__TASK DETAILS__
Copy every line from the one that holds "Give me the" to the end of the records below, exactly and with nothing else, but without any pictures.

——————

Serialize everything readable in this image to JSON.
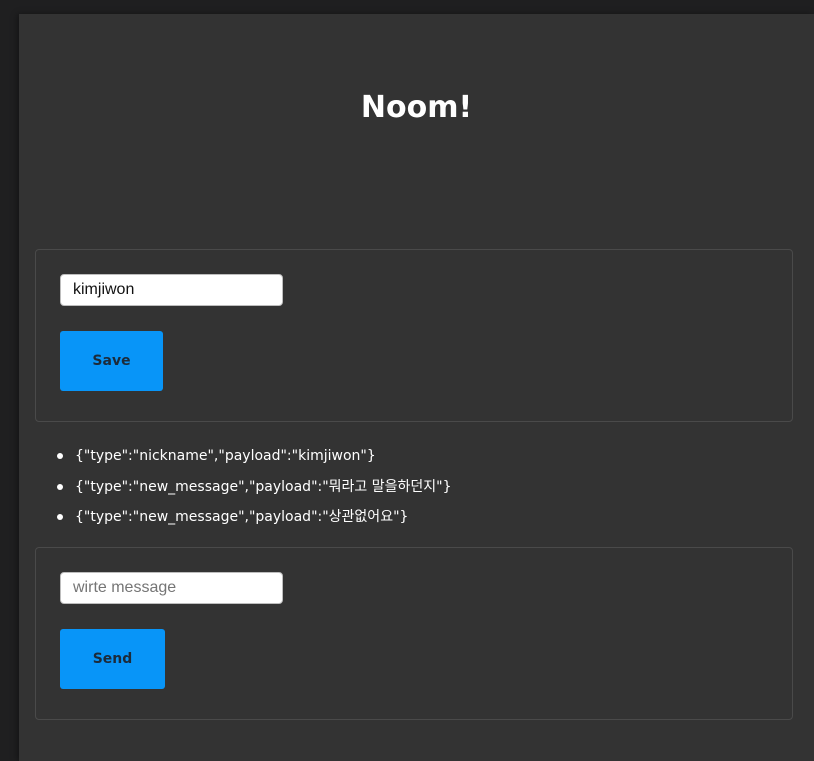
{
  "app": {
    "title": "Noom!"
  },
  "nickname_form": {
    "input_value": "kimjiwon",
    "input_placeholder": "",
    "save_label": "Save"
  },
  "messages": [
    "{\"type\":\"nickname\",\"payload\":\"kimjiwon\"}",
    "{\"type\":\"new_message\",\"payload\":\"뭐라고 말을하던지\"}",
    "{\"type\":\"new_message\",\"payload\":\"상관없어요\"}"
  ],
  "message_form": {
    "input_value": "",
    "input_placeholder": "wirte message",
    "send_label": "Send"
  },
  "colors": {
    "background": "#1f1f20",
    "panel": "#333333",
    "button": "#0895f8",
    "button_text": "#1c2b3a",
    "text": "#ffffff"
  }
}
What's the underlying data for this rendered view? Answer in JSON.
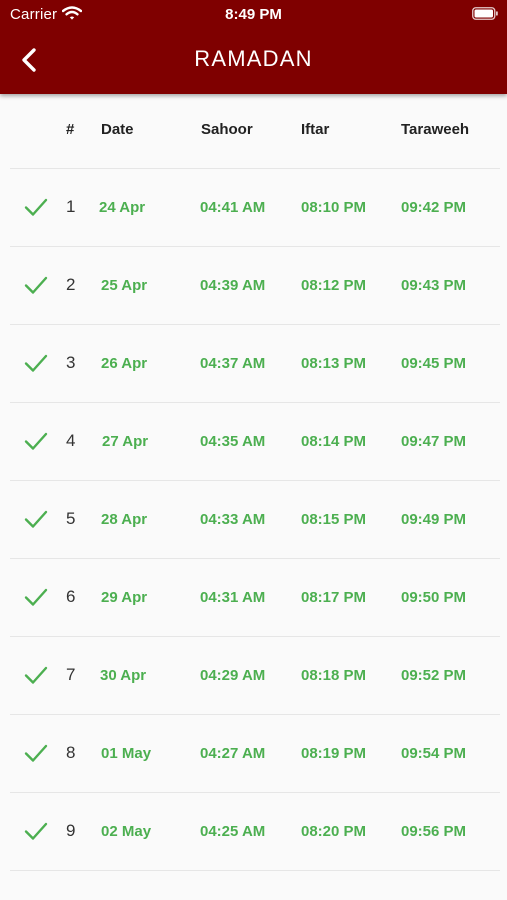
{
  "status_bar": {
    "carrier": "Carrier",
    "time": "8:49 PM"
  },
  "header": {
    "title": "RAMADAN",
    "back_icon": "chevron-left-icon"
  },
  "colors": {
    "header_bg": "#7f0000",
    "accent_green": "#4caf50"
  },
  "table": {
    "columns": {
      "num": "#",
      "date": "Date",
      "sahoor": "Sahoor",
      "iftar": "Iftar",
      "taraweeh": "Taraweeh"
    },
    "rows": [
      {
        "num": "1",
        "date": "24 Apr",
        "sahoor": "04:41 AM",
        "iftar": "08:10 PM",
        "taraweeh": "09:42 PM",
        "done": true
      },
      {
        "num": "2",
        "date": "25 Apr",
        "sahoor": "04:39 AM",
        "iftar": "08:12 PM",
        "taraweeh": "09:43 PM",
        "done": true
      },
      {
        "num": "3",
        "date": "26 Apr",
        "sahoor": "04:37 AM",
        "iftar": "08:13 PM",
        "taraweeh": "09:45 PM",
        "done": true
      },
      {
        "num": "4",
        "date": "27 Apr",
        "sahoor": "04:35 AM",
        "iftar": "08:14 PM",
        "taraweeh": "09:47 PM",
        "done": true
      },
      {
        "num": "5",
        "date": "28 Apr",
        "sahoor": "04:33 AM",
        "iftar": "08:15 PM",
        "taraweeh": "09:49 PM",
        "done": true
      },
      {
        "num": "6",
        "date": "29 Apr",
        "sahoor": "04:31 AM",
        "iftar": "08:17 PM",
        "taraweeh": "09:50 PM",
        "done": true
      },
      {
        "num": "7",
        "date": "30 Apr",
        "sahoor": "04:29 AM",
        "iftar": "08:18 PM",
        "taraweeh": "09:52 PM",
        "done": true
      },
      {
        "num": "8",
        "date": "01 May",
        "sahoor": "04:27 AM",
        "iftar": "08:19 PM",
        "taraweeh": "09:54 PM",
        "done": true
      },
      {
        "num": "9",
        "date": "02 May",
        "sahoor": "04:25 AM",
        "iftar": "08:20 PM",
        "taraweeh": "09:56 PM",
        "done": true
      }
    ]
  }
}
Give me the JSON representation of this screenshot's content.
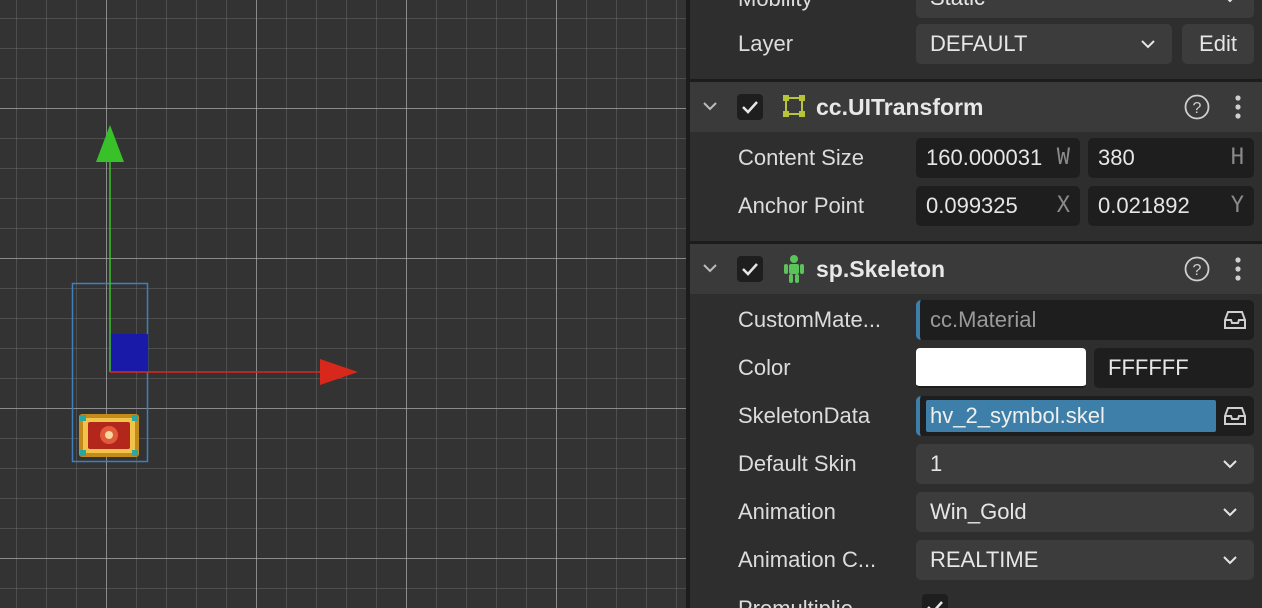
{
  "inspector": {
    "mobility": {
      "label": "Mobility",
      "value": "Static"
    },
    "layer": {
      "label": "Layer",
      "value": "DEFAULT",
      "edit_label": "Edit"
    },
    "ui_transform": {
      "title": "cc.UITransform",
      "content_size": {
        "label": "Content Size",
        "w": "160.000031",
        "w_axis": "W",
        "h": "380",
        "h_axis": "H"
      },
      "anchor_point": {
        "label": "Anchor Point",
        "x": "0.099325",
        "x_axis": "X",
        "y": "0.021892",
        "y_axis": "Y"
      }
    },
    "skeleton": {
      "title": "sp.Skeleton",
      "custom_material": {
        "label": "CustomMate...",
        "value": "cc.Material"
      },
      "color": {
        "label": "Color",
        "swatch": "#FFFFFF",
        "hex": "FFFFFF"
      },
      "skeleton_data": {
        "label": "SkeletonData",
        "value": "hv_2_symbol.skel"
      },
      "default_skin": {
        "label": "Default Skin",
        "value": "1"
      },
      "animation": {
        "label": "Animation",
        "value": "Win_Gold"
      },
      "animation_cache": {
        "label": "Animation C...",
        "value": "REALTIME"
      },
      "premultiplied": {
        "label": "Premultiplie",
        "checked": true
      }
    }
  },
  "colors": {
    "gizmo_y": "#39c12a",
    "gizmo_x": "#d8281c",
    "gizmo_z": "#1a1aa8",
    "selection": "#3d7fa8",
    "ui_transform_icon": "#b8c43a",
    "skeleton_icon": "#5cc25c"
  }
}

——————

__RESULT OF THIS TASK__
Give me the JSON representation of this screenshot's content.
{
  "inspector": {
    "mobility": {
      "label": "Mobility",
      "value": "Static"
    },
    "layer": {
      "label": "Layer",
      "value": "DEFAULT",
      "edit_label": "Edit"
    },
    "ui_transform": {
      "title": "cc.UITransform",
      "content_size": {
        "label": "Content Size",
        "w": "160.000031",
        "w_axis": "W",
        "h": "380",
        "h_axis": "H"
      },
      "anchor_point": {
        "label": "Anchor Point",
        "x": "0.099325",
        "x_axis": "X",
        "y": "0.021892",
        "y_axis": "Y"
      }
    },
    "skeleton": {
      "title": "sp.Skeleton",
      "custom_material": {
        "label": "CustomMate...",
        "value": "cc.Material"
      },
      "color": {
        "label": "Color",
        "swatch": "#FFFFFF",
        "hex": "FFFFFF"
      },
      "skeleton_data": {
        "label": "SkeletonData",
        "value": "hv_2_symbol.skel"
      },
      "default_skin": {
        "label": "Default Skin",
        "value": "1"
      },
      "animation": {
        "label": "Animation",
        "value": "Win_Gold"
      },
      "animation_cache": {
        "label": "Animation C...",
        "value": "REALTIME"
      },
      "premultiplied": {
        "label": "Premultiplie",
        "checked": true
      }
    }
  },
  "colors": {
    "gizmo_y": "#39c12a",
    "gizmo_x": "#d8281c",
    "gizmo_z": "#1a1aa8",
    "selection": "#3d7fa8",
    "ui_transform_icon": "#b8c43a",
    "skeleton_icon": "#5cc25c"
  }
}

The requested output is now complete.